Aim:
Scan the entries below and extract each line with the word "JSON" in it.
===== Data records
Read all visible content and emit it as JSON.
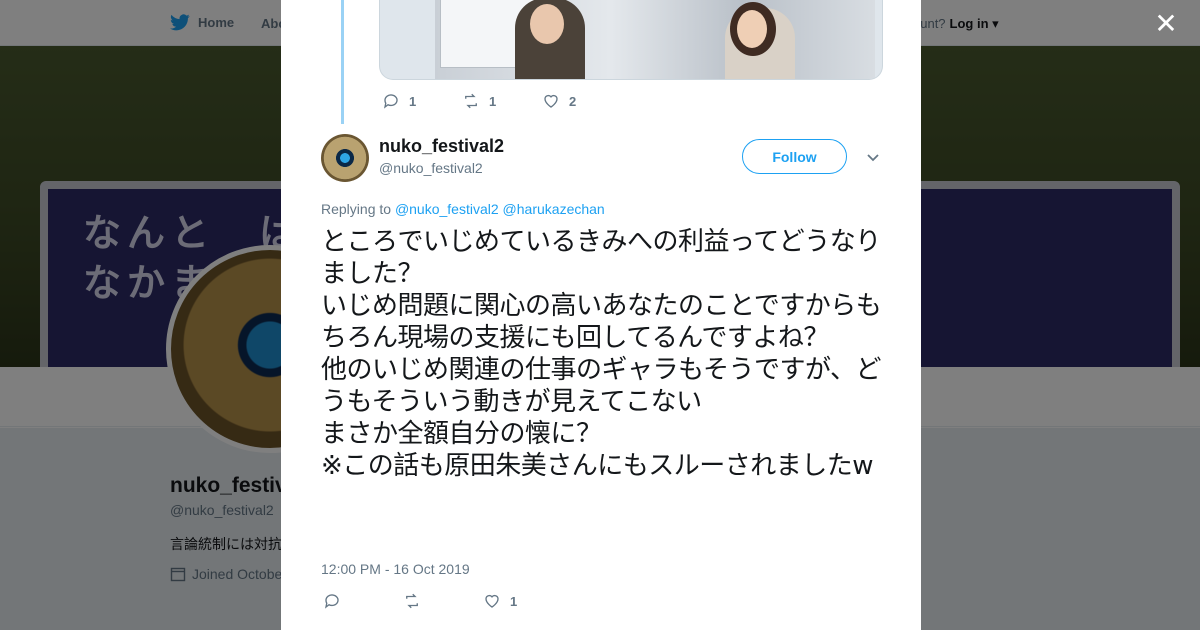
{
  "background_page": {
    "nav": {
      "home_label": "Home",
      "about_label": "Abo",
      "account_question": "ccount?",
      "login_label": "Log in"
    },
    "banner_text": "なんと　は\nなかま",
    "profile": {
      "name": "nuko_festiv",
      "handle": "@nuko_festival2",
      "bio": "言論統制には対抗",
      "joined": "Joined Octobe"
    }
  },
  "modal": {
    "close_icon": "close-icon",
    "previous_tweet": {
      "reply_count": "1",
      "retweet_count": "1",
      "like_count": "2"
    },
    "tweet": {
      "author_name": "nuko_festival2",
      "author_handle": "@nuko_festival2",
      "follow_label": "Follow",
      "replying_to_label": "Replying to",
      "replying_to_users": [
        "@nuko_festival2",
        "@harukazechan"
      ],
      "text": "ところでいじめているきみへの利益ってどうなりました？\nいじめ問題に関心の高いあなたのことですからもちろん現場の支援にも回してるんですよね？\n他のいじめ関連の仕事のギャラもそうですが、どうもそういう動きが見えてこない\nまさか全額自分の懐に？\n※この話も原田朱美さんにもスルーされましたw",
      "timestamp": "12:00 PM - 16 Oct 2019",
      "reply_count": "",
      "retweet_count": "",
      "like_count": "1"
    }
  },
  "colors": {
    "accent": "#1da1f2",
    "thread_line": "#9ad2f5",
    "muted": "#657786"
  }
}
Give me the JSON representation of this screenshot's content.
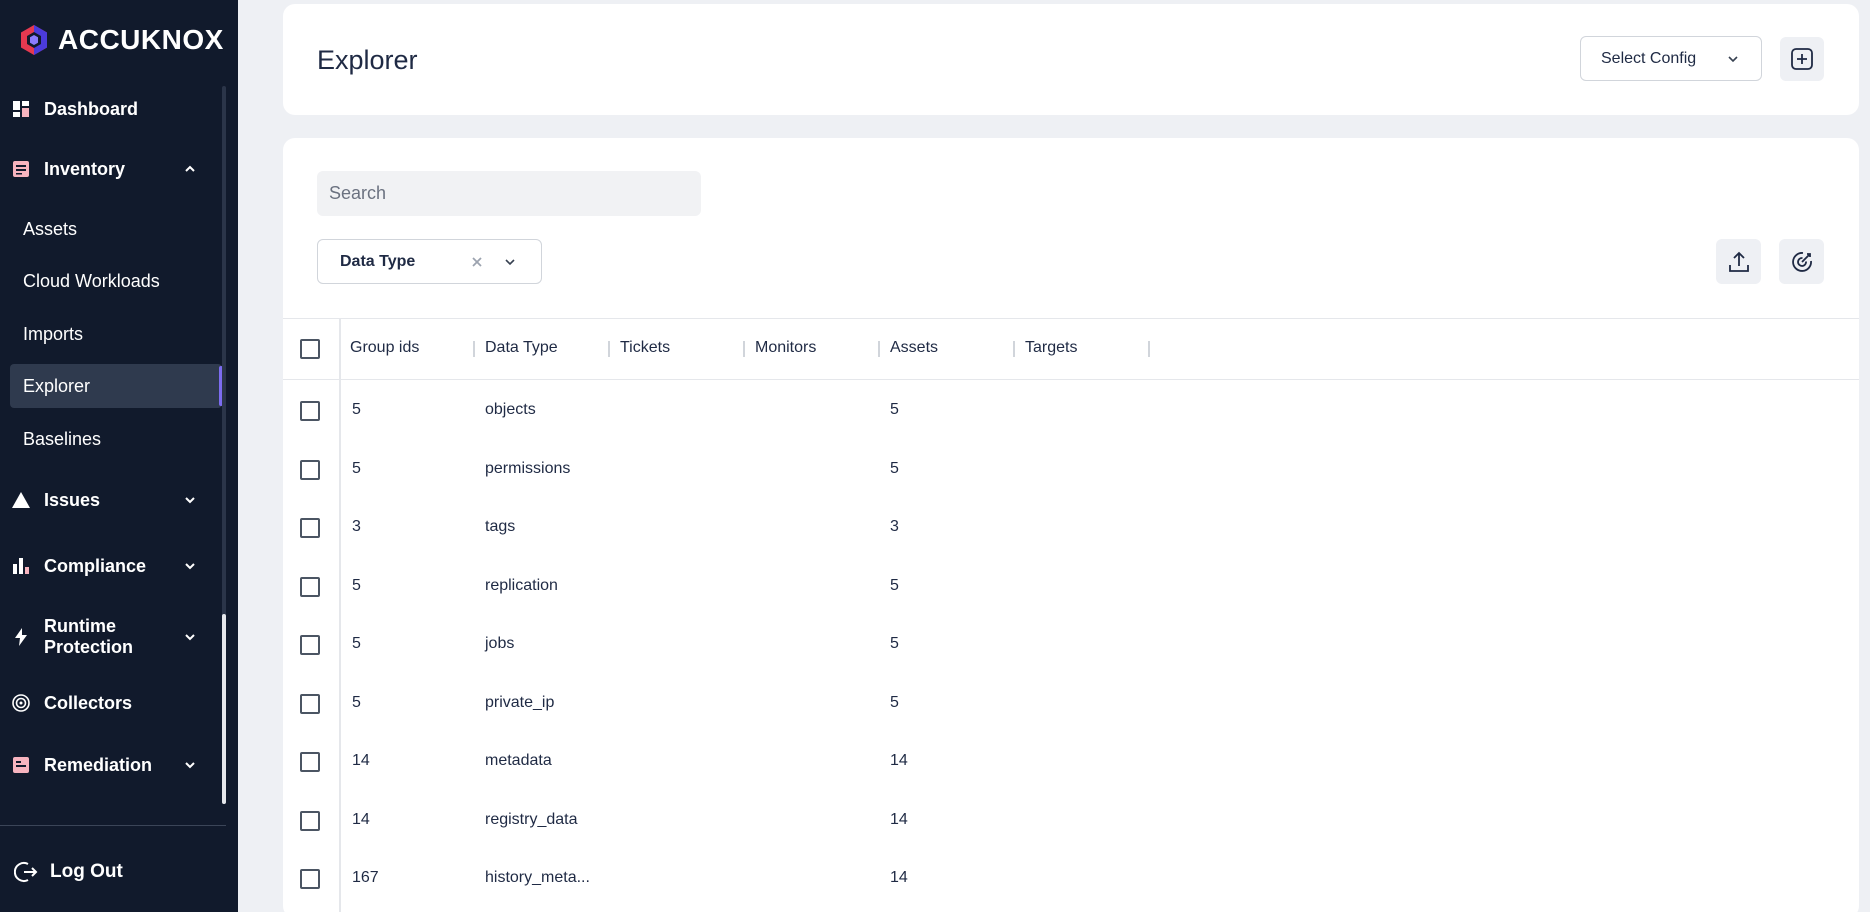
{
  "app": {
    "brand": "ACCUKNOX"
  },
  "sidebar": {
    "items": [
      {
        "label": "Dashboard",
        "icon": "dashboard-icon"
      },
      {
        "label": "Inventory",
        "icon": "inventory-icon",
        "expanded": true,
        "children": [
          "Assets",
          "Cloud Workloads",
          "Imports",
          "Explorer",
          "Baselines"
        ],
        "active_child": "Explorer"
      },
      {
        "label": "Issues",
        "icon": "warning-icon"
      },
      {
        "label": "Compliance",
        "icon": "compliance-icon"
      },
      {
        "label": "Runtime Protection",
        "icon": "bolt-icon"
      },
      {
        "label": "Collectors",
        "icon": "collectors-icon"
      },
      {
        "label": "Remediation",
        "icon": "remediation-icon"
      }
    ],
    "logout_label": "Log Out"
  },
  "header": {
    "title": "Explorer",
    "select_config_label": "Select Config"
  },
  "toolbar": {
    "search_placeholder": "Search",
    "filter_label": "Data Type"
  },
  "table": {
    "columns": [
      "Group ids",
      "Data Type",
      "Tickets",
      "Monitors",
      "Assets",
      "Targets"
    ],
    "rows": [
      {
        "group_ids": "5",
        "data_type": "objects",
        "tickets": "",
        "monitors": "",
        "assets": "5",
        "targets": ""
      },
      {
        "group_ids": "5",
        "data_type": "permissions",
        "tickets": "",
        "monitors": "",
        "assets": "5",
        "targets": ""
      },
      {
        "group_ids": "3",
        "data_type": "tags",
        "tickets": "",
        "monitors": "",
        "assets": "3",
        "targets": ""
      },
      {
        "group_ids": "5",
        "data_type": "replication",
        "tickets": "",
        "monitors": "",
        "assets": "5",
        "targets": ""
      },
      {
        "group_ids": "5",
        "data_type": "jobs",
        "tickets": "",
        "monitors": "",
        "assets": "5",
        "targets": ""
      },
      {
        "group_ids": "5",
        "data_type": "private_ip",
        "tickets": "",
        "monitors": "",
        "assets": "5",
        "targets": ""
      },
      {
        "group_ids": "14",
        "data_type": "metadata",
        "tickets": "",
        "monitors": "",
        "assets": "14",
        "targets": ""
      },
      {
        "group_ids": "14",
        "data_type": "registry_data",
        "tickets": "",
        "monitors": "",
        "assets": "14",
        "targets": ""
      },
      {
        "group_ids": "167",
        "data_type": "history_meta...",
        "tickets": "",
        "monitors": "",
        "assets": "14",
        "targets": ""
      }
    ]
  },
  "colors": {
    "sidebar_bg": "#111a2c",
    "active_accent": "#7c6cf0",
    "page_bg": "#eef0f4"
  }
}
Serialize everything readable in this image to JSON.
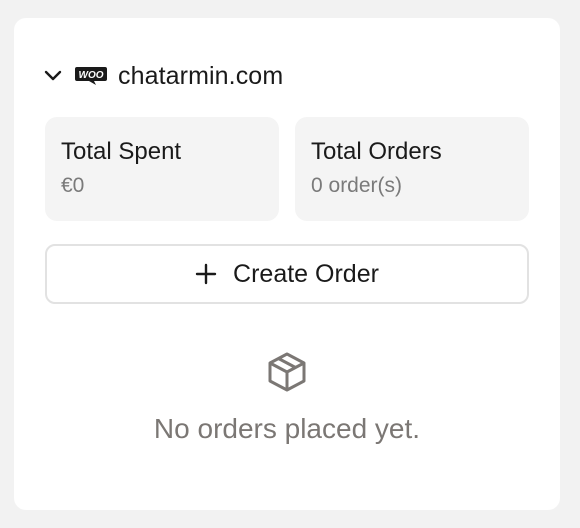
{
  "store": {
    "name": "chatarmin.com",
    "logo_icon": "woocommerce-icon",
    "collapse_icon": "chevron-down-icon"
  },
  "stats": [
    {
      "label": "Total Spent",
      "value": "€0"
    },
    {
      "label": "Total Orders",
      "value": "0 order(s)"
    }
  ],
  "actions": {
    "create_order_label": "Create Order",
    "create_order_icon": "plus-icon"
  },
  "empty_state": {
    "icon": "box-icon",
    "message": "No orders placed yet."
  },
  "colors": {
    "background": "#f2f2f2",
    "card": "#ffffff",
    "stat_bg": "#f4f4f4",
    "muted_text": "#7a7a7a",
    "primary_text": "#1a1a1a"
  }
}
==========
Written solution:
Read all visible content and emit it as JSON.
Give me the JSON representation of this screenshot's content.
Serialize everything readable in this image to JSON.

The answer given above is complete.